-- START OF The records --
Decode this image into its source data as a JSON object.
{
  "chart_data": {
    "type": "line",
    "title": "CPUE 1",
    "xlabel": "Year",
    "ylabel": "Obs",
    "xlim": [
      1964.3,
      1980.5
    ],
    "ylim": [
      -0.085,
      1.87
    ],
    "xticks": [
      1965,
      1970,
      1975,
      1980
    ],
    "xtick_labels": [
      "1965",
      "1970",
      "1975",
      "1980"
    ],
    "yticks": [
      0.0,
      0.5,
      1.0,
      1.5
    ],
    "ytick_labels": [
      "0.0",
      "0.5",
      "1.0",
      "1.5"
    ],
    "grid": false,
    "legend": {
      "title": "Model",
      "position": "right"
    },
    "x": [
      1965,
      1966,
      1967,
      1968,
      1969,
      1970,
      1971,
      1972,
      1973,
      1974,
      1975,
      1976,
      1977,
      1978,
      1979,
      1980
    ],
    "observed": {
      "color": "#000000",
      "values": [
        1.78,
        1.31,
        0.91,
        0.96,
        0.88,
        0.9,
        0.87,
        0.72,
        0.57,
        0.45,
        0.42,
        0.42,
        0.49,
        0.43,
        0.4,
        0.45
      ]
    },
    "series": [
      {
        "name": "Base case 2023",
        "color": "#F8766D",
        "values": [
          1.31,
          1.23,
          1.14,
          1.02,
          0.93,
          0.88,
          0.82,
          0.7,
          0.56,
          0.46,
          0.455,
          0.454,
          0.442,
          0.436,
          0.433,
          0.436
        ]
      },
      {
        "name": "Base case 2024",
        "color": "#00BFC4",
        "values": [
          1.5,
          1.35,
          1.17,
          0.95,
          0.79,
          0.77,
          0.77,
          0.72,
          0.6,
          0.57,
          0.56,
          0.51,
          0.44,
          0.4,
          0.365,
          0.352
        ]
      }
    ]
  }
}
-- END OF The records --
*Task statement:* Lines that include the word "case" — how many are there in the data? Answer with the number alone.

*Exercise solution:* 2